(Stored entries)
────
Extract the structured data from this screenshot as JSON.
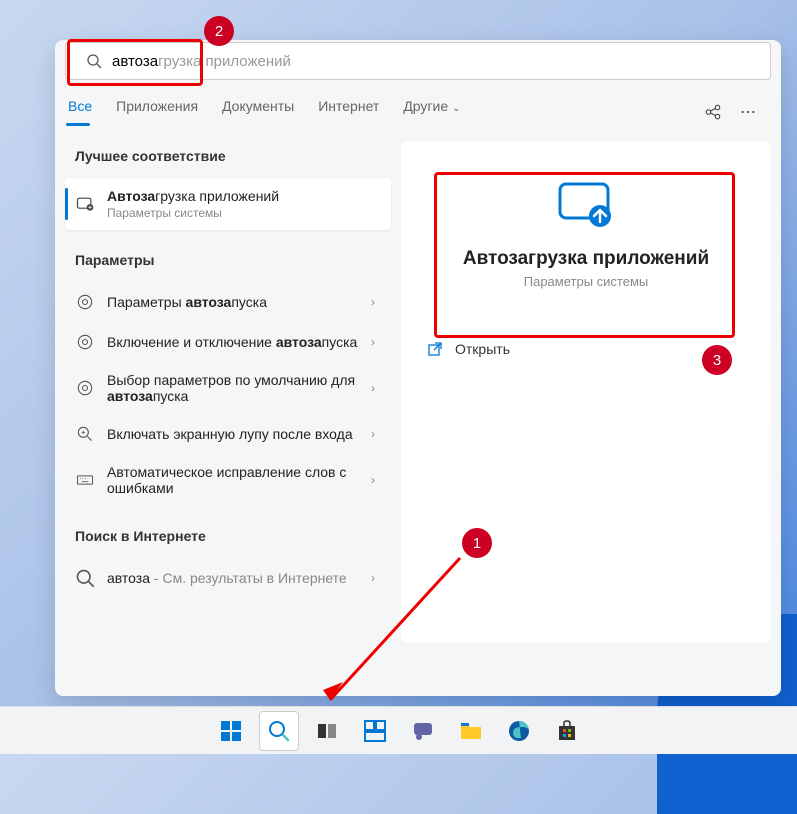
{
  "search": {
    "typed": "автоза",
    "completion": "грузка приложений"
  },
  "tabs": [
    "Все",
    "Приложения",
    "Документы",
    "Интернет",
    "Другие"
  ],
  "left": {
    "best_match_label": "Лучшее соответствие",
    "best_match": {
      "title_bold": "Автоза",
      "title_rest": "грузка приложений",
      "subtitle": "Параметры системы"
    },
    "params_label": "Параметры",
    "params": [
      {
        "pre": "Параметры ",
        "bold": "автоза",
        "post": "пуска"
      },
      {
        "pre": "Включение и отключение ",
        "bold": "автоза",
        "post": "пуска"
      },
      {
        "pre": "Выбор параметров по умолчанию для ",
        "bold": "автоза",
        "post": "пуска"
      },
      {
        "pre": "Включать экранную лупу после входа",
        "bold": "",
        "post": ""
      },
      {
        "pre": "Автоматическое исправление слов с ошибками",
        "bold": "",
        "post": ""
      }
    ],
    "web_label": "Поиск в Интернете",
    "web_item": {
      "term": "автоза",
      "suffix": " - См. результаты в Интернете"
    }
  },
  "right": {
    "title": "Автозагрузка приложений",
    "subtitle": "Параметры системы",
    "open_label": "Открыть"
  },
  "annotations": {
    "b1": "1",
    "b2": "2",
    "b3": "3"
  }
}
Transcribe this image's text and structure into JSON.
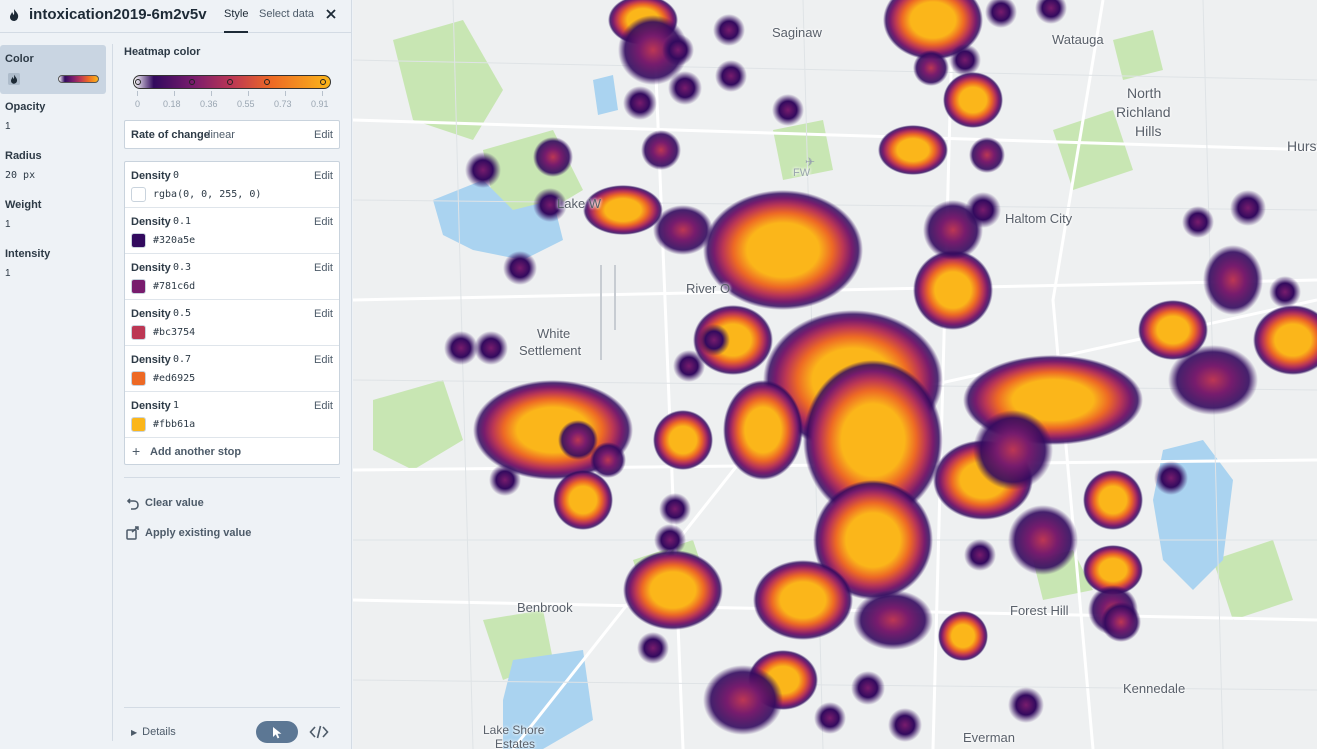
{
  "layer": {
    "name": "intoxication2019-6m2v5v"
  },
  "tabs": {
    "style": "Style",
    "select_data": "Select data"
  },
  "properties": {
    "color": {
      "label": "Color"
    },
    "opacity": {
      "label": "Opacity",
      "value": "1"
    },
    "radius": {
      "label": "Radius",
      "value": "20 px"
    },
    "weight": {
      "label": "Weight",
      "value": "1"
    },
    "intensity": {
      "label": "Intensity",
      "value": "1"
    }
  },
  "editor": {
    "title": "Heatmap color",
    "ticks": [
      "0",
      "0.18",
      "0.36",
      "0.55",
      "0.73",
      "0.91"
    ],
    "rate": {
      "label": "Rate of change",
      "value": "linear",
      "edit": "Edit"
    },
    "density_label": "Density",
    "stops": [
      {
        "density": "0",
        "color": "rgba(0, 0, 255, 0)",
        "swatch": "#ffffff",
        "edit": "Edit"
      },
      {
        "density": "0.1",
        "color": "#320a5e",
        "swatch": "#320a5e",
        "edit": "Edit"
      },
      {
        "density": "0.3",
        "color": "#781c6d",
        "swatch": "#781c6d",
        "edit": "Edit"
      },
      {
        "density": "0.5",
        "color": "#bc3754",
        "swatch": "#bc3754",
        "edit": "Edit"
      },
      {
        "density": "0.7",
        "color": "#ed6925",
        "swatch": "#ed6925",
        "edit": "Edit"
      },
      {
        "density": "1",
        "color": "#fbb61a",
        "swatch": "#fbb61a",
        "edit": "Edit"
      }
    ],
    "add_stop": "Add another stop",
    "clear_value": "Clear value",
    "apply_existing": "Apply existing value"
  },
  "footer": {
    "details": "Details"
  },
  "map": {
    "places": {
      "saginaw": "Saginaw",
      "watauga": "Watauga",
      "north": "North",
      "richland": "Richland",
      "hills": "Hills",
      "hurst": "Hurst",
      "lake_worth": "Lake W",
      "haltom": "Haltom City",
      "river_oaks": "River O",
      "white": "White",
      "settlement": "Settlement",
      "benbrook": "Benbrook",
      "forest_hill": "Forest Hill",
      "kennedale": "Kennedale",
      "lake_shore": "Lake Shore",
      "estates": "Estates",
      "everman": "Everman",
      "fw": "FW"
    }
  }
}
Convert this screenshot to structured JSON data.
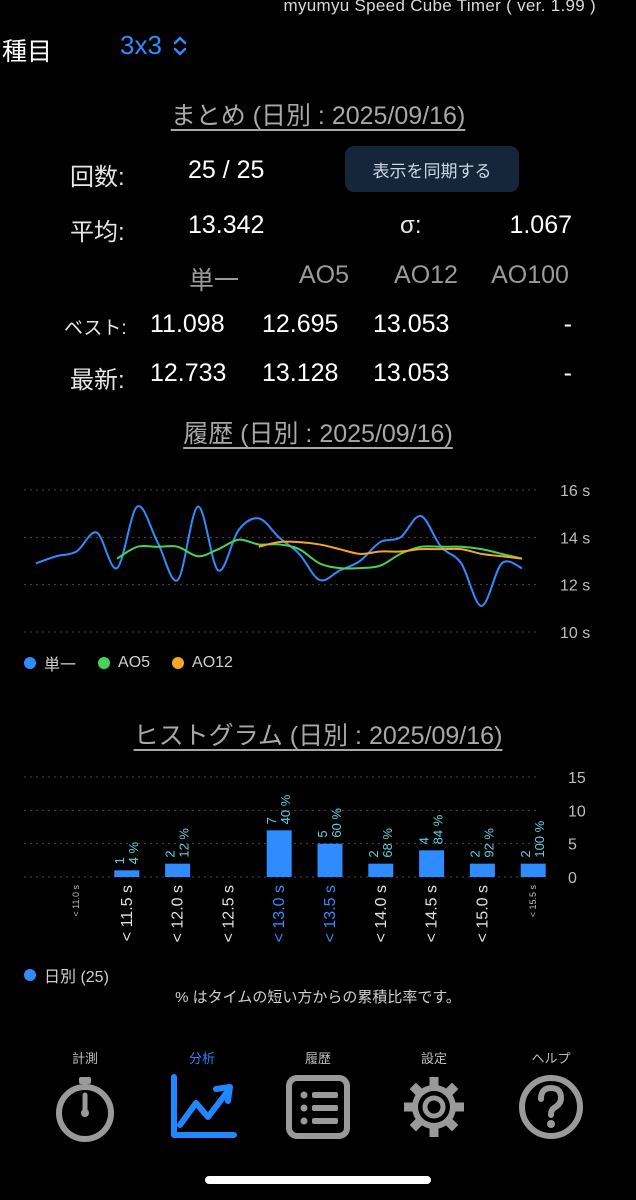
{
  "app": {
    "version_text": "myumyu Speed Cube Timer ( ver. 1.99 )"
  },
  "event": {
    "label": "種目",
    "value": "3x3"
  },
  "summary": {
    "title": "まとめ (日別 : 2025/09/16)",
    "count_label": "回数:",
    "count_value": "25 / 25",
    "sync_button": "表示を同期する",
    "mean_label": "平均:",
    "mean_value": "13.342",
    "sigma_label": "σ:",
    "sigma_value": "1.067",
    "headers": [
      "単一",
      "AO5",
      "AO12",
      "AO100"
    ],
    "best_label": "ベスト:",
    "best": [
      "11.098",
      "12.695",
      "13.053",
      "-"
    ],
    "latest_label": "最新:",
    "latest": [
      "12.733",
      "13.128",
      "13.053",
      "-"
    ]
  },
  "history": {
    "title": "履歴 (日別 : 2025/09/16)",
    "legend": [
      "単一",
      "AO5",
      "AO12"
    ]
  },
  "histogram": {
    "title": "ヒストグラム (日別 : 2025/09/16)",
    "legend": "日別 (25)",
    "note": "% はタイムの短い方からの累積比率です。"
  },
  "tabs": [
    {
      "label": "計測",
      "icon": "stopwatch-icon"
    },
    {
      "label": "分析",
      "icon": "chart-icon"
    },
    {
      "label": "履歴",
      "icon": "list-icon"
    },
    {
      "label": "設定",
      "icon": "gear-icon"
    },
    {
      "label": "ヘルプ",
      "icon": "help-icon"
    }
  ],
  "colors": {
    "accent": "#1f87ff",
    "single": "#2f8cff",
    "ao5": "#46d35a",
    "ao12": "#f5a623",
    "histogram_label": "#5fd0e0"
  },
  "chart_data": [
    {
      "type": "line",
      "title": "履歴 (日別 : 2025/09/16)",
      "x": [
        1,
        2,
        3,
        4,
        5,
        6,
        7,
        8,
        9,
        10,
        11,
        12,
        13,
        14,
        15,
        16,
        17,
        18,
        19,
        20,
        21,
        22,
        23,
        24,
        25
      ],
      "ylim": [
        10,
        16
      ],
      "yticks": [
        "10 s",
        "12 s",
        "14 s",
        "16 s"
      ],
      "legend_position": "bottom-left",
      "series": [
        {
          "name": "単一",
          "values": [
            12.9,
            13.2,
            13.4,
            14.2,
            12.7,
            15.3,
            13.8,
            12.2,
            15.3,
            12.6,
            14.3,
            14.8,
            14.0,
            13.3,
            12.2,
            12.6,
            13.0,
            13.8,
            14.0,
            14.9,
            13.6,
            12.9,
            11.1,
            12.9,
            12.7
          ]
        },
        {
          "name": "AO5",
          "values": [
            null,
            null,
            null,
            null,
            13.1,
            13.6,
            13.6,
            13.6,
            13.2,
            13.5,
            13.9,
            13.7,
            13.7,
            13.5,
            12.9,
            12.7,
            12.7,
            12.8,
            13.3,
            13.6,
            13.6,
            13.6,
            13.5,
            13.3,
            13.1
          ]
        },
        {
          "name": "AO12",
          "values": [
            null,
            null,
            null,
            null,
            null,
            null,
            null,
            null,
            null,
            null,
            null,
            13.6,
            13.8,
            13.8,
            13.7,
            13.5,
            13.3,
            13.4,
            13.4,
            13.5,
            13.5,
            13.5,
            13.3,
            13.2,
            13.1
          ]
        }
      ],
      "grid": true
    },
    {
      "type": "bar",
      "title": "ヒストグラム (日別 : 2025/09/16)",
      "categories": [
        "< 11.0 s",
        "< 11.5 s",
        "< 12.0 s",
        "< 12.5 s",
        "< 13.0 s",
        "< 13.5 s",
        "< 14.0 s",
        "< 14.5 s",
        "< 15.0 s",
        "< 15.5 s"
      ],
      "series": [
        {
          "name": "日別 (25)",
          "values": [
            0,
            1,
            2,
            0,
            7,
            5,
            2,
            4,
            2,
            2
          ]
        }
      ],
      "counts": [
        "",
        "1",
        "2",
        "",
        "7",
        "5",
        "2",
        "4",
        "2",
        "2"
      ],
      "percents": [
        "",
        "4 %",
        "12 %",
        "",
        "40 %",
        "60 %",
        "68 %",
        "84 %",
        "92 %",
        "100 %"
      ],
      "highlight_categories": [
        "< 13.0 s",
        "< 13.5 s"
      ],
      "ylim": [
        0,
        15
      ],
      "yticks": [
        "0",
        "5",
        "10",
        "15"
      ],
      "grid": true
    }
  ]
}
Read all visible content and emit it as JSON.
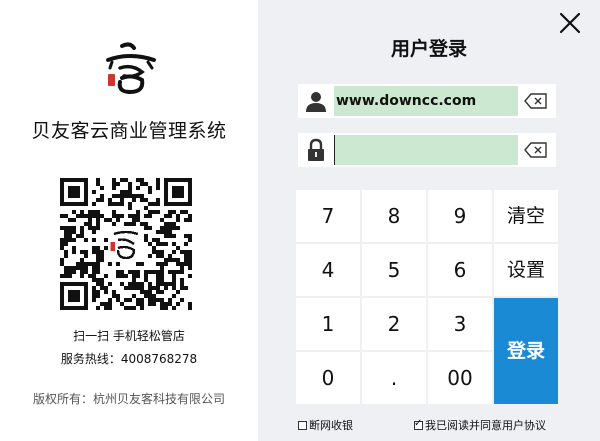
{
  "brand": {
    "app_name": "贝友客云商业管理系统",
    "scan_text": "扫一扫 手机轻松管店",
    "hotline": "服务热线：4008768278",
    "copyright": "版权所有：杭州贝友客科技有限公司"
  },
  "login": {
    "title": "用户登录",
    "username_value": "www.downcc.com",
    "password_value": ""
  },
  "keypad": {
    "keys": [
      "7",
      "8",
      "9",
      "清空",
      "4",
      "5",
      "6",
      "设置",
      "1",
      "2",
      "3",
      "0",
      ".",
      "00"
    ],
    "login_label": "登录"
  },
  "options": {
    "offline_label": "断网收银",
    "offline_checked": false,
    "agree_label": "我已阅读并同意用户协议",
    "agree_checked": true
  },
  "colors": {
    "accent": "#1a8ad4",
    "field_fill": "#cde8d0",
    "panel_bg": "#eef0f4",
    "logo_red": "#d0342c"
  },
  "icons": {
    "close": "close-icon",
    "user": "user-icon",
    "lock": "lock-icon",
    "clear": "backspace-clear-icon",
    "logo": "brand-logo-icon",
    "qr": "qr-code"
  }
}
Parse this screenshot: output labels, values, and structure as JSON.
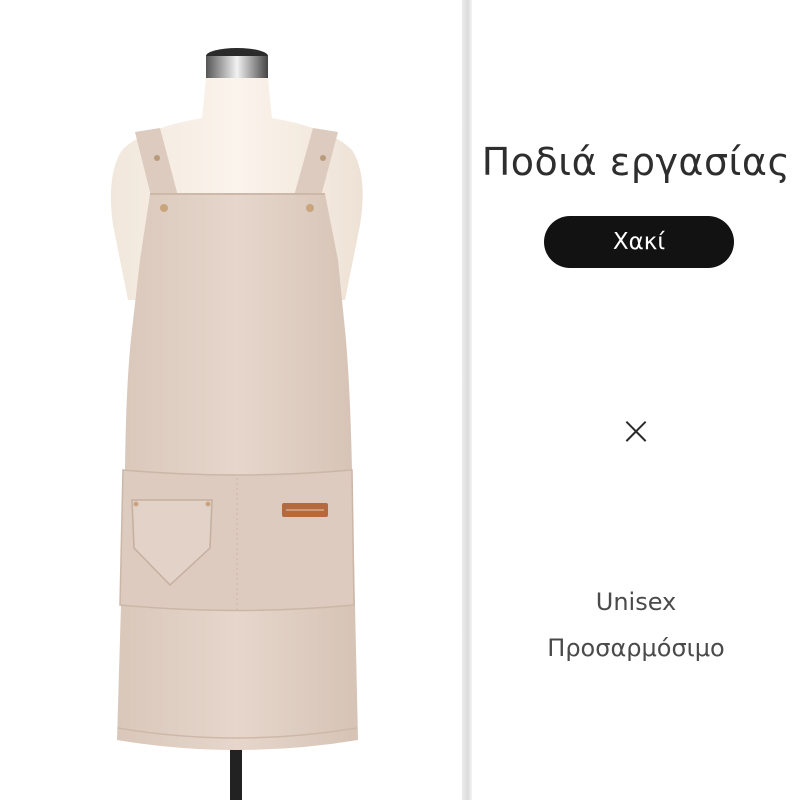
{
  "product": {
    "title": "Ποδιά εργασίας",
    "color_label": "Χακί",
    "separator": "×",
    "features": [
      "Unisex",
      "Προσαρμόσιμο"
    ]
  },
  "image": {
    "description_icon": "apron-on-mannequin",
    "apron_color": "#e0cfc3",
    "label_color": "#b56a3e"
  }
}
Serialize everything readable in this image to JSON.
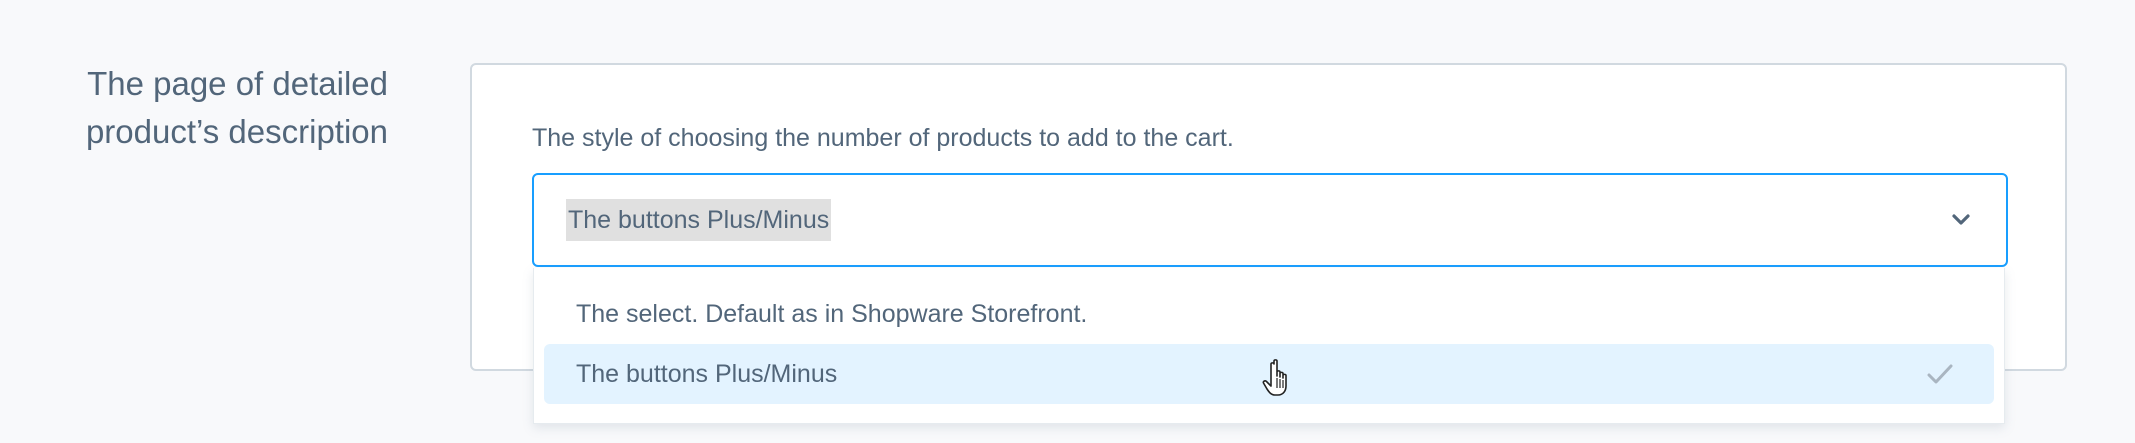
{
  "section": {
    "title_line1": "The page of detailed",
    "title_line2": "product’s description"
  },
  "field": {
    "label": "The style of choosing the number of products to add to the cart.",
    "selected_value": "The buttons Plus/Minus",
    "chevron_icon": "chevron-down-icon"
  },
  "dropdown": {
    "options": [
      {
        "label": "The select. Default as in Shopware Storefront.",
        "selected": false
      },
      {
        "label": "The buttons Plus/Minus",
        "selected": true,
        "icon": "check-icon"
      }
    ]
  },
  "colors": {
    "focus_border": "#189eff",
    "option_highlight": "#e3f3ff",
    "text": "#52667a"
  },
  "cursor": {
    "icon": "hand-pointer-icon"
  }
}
────
From the entries above, copy every line where the word "structured" shows up.

Output for this task:
Extract the structured data from this screenshot as JSON.
Convert this screenshot to structured JSON data.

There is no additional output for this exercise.